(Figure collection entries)
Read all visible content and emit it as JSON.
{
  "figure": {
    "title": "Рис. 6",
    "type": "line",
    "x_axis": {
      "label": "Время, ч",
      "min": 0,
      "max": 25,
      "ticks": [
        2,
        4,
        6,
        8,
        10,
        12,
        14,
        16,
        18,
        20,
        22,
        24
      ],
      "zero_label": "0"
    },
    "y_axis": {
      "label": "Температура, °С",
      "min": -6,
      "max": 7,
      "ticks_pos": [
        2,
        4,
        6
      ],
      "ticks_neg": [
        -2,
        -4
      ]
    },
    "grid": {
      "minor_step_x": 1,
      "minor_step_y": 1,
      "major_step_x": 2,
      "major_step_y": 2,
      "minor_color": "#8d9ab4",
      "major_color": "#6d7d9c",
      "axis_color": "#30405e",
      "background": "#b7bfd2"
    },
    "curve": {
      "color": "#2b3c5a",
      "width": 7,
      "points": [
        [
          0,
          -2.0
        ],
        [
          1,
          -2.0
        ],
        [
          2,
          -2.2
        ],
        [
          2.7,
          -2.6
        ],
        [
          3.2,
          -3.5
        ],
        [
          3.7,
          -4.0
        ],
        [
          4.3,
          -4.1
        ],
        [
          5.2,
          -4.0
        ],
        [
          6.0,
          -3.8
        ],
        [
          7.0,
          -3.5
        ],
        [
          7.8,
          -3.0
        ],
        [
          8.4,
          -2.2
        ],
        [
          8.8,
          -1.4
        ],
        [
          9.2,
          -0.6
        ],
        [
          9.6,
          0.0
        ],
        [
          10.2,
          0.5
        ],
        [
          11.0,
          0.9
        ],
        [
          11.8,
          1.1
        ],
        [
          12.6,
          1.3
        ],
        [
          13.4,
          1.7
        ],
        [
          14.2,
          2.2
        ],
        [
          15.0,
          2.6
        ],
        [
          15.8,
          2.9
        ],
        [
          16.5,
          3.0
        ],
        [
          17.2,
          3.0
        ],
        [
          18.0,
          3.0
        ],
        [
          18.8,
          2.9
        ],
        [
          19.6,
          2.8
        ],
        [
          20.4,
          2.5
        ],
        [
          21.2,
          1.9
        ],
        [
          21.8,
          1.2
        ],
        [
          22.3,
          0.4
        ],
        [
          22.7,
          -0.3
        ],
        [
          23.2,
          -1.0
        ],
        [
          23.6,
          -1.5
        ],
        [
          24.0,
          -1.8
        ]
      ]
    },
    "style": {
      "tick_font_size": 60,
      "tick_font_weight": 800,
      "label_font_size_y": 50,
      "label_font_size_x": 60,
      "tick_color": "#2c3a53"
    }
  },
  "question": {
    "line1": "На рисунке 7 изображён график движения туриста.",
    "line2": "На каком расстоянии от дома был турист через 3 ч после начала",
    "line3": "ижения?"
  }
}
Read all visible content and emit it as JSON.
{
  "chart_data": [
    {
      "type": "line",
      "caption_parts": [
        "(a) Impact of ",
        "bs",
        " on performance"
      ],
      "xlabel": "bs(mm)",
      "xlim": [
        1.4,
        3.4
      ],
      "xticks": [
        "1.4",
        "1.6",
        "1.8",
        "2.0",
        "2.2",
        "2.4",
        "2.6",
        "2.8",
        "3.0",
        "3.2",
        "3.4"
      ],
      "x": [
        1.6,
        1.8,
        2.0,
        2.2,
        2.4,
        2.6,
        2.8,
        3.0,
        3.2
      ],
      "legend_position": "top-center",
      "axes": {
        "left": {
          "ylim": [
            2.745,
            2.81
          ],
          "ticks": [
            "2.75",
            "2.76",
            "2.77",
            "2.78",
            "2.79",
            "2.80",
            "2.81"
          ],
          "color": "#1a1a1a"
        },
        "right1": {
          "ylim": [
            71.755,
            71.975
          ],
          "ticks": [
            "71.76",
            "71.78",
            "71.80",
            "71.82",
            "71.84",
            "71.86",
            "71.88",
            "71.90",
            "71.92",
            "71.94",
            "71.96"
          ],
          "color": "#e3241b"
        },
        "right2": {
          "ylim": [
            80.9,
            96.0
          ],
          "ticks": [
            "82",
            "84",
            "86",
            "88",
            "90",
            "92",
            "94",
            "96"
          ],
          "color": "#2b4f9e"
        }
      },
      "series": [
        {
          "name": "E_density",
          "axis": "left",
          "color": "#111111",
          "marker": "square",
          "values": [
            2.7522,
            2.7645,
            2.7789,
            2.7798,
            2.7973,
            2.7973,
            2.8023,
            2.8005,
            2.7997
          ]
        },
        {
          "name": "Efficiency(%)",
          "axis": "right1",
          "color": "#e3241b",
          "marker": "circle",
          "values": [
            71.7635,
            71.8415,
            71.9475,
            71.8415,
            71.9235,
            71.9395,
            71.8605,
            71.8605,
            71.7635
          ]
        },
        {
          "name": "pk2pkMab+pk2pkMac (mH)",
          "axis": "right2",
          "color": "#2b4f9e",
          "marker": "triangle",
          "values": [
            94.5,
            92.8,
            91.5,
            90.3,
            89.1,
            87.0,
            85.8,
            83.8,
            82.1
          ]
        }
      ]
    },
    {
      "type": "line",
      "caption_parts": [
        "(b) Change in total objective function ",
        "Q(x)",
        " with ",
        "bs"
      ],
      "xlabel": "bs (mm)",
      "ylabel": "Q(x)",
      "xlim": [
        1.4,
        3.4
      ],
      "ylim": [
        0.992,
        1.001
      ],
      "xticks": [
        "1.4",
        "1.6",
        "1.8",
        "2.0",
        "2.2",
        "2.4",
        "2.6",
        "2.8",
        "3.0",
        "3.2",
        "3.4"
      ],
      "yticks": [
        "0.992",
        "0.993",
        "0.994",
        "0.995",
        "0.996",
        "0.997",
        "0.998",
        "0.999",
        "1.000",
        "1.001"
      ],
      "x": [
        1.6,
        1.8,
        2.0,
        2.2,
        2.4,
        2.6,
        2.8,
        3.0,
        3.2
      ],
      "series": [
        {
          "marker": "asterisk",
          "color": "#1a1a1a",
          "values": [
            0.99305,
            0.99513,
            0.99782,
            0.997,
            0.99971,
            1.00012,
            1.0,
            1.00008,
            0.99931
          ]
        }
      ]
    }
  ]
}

* Problem statement
Copy the data above in full, character for character.

* Result for this exercise
Read all visible content and emit it as JSON.
{
  "figure": {
    "title": "Рис. 6",
    "type": "line",
    "x_axis": {
      "label": "Время, ч",
      "min": 0,
      "max": 25,
      "ticks": [
        2,
        4,
        6,
        8,
        10,
        12,
        14,
        16,
        18,
        20,
        22,
        24
      ],
      "zero_label": "0"
    },
    "y_axis": {
      "label": "Температура, °С",
      "min": -6,
      "max": 7,
      "ticks_pos": [
        2,
        4,
        6
      ],
      "ticks_neg": [
        -2,
        -4
      ]
    },
    "grid": {
      "minor_step_x": 1,
      "minor_step_y": 1,
      "major_step_x": 2,
      "major_step_y": 2,
      "minor_color": "#8d9ab4",
      "major_color": "#6d7d9c",
      "axis_color": "#30405e",
      "background": "#b7bfd2"
    },
    "curve": {
      "color": "#2b3c5a",
      "width": 7,
      "points": [
        [
          0,
          -2.0
        ],
        [
          1,
          -2.0
        ],
        [
          2,
          -2.2
        ],
        [
          2.7,
          -2.6
        ],
        [
          3.2,
          -3.5
        ],
        [
          3.7,
          -4.0
        ],
        [
          4.3,
          -4.1
        ],
        [
          5.2,
          -4.0
        ],
        [
          6.0,
          -3.8
        ],
        [
          7.0,
          -3.5
        ],
        [
          7.8,
          -3.0
        ],
        [
          8.4,
          -2.2
        ],
        [
          8.8,
          -1.4
        ],
        [
          9.2,
          -0.6
        ],
        [
          9.6,
          0.0
        ],
        [
          10.2,
          0.5
        ],
        [
          11.0,
          0.9
        ],
        [
          11.8,
          1.1
        ],
        [
          12.6,
          1.3
        ],
        [
          13.4,
          1.7
        ],
        [
          14.2,
          2.2
        ],
        [
          15.0,
          2.6
        ],
        [
          15.8,
          2.9
        ],
        [
          16.5,
          3.0
        ],
        [
          17.2,
          3.0
        ],
        [
          18.0,
          3.0
        ],
        [
          18.8,
          2.9
        ],
        [
          19.6,
          2.8
        ],
        [
          20.4,
          2.5
        ],
        [
          21.2,
          1.9
        ],
        [
          21.8,
          1.2
        ],
        [
          22.3,
          0.4
        ],
        [
          22.7,
          -0.3
        ],
        [
          23.2,
          -1.0
        ],
        [
          23.6,
          -1.5
        ],
        [
          24.0,
          -1.8
        ]
      ]
    },
    "style": {
      "tick_font_size": 60,
      "tick_font_weight": 800,
      "label_font_size_y": 50,
      "label_font_size_x": 60,
      "tick_color": "#2c3a53"
    }
  },
  "question": {
    "line1": "На рисунке 7 изображён график движения туриста.",
    "line2": "На каком расстоянии от дома был турист через 3 ч после начала",
    "line3": "ижения?"
  }
}
Read all visible content and emit it as JSON.
{
  "chart_data": [
    {
      "type": "line",
      "caption_parts": [
        "(a) Impact of ",
        "bs",
        " on performance"
      ],
      "xlabel": "bs(mm)",
      "xlim": [
        1.4,
        3.4
      ],
      "xticks": [
        "1.4",
        "1.6",
        "1.8",
        "2.0",
        "2.2",
        "2.4",
        "2.6",
        "2.8",
        "3.0",
        "3.2",
        "3.4"
      ],
      "x": [
        1.6,
        1.8,
        2.0,
        2.2,
        2.4,
        2.6,
        2.8,
        3.0,
        3.2
      ],
      "legend_position": "top-center",
      "axes": {
        "left": {
          "ylim": [
            2.745,
            2.81
          ],
          "ticks": [
            "2.75",
            "2.76",
            "2.77",
            "2.78",
            "2.79",
            "2.80",
            "2.81"
          ],
          "color": "#1a1a1a"
        },
        "right1": {
          "ylim": [
            71.755,
            71.975
          ],
          "ticks": [
            "71.76",
            "71.78",
            "71.80",
            "71.82",
            "71.84",
            "71.86",
            "71.88",
            "71.90",
            "71.92",
            "71.94",
            "71.96"
          ],
          "color": "#e3241b"
        },
        "right2": {
          "ylim": [
            80.9,
            96.0
          ],
          "ticks": [
            "82",
            "84",
            "86",
            "88",
            "90",
            "92",
            "94",
            "96"
          ],
          "color": "#2b4f9e"
        }
      },
      "series": [
        {
          "name": "E_density",
          "axis": "left",
          "color": "#111111",
          "marker": "square",
          "values": [
            2.7522,
            2.7645,
            2.7789,
            2.7798,
            2.7973,
            2.7973,
            2.8023,
            2.8005,
            2.7997
          ]
        },
        {
          "name": "Efficiency(%)",
          "axis": "right1",
          "color": "#e3241b",
          "marker": "circle",
          "values": [
            71.7635,
            71.8415,
            71.9475,
            71.8415,
            71.9235,
            71.9395,
            71.8605,
            71.8605,
            71.7635
          ]
        },
        {
          "name": "pk2pkMab+pk2pkMac (mH)",
          "axis": "right2",
          "color": "#2b4f9e",
          "marker": "triangle",
          "values": [
            94.5,
            92.8,
            91.5,
            90.3,
            89.1,
            87.0,
            85.8,
            83.8,
            82.1
          ]
        }
      ]
    },
    {
      "type": "line",
      "caption_parts": [
        "(b) Change in total objective function ",
        "Q(x)",
        " with ",
        "bs"
      ],
      "xlabel": "bs (mm)",
      "ylabel": "Q(x)",
      "xlim": [
        1.4,
        3.4
      ],
      "ylim": [
        0.992,
        1.001
      ],
      "xticks": [
        "1.4",
        "1.6",
        "1.8",
        "2.0",
        "2.2",
        "2.4",
        "2.6",
        "2.8",
        "3.0",
        "3.2",
        "3.4"
      ],
      "yticks": [
        "0.992",
        "0.993",
        "0.994",
        "0.995",
        "0.996",
        "0.997",
        "0.998",
        "0.999",
        "1.000",
        "1.001"
      ],
      "x": [
        1.6,
        1.8,
        2.0,
        2.2,
        2.4,
        2.6,
        2.8,
        3.0,
        3.2
      ],
      "series": [
        {
          "marker": "asterisk",
          "color": "#1a1a1a",
          "values": [
            0.99305,
            0.99513,
            0.99782,
            0.997,
            0.99971,
            1.00012,
            1.0,
            1.00008,
            0.99931
          ]
        }
      ]
    }
  ]
}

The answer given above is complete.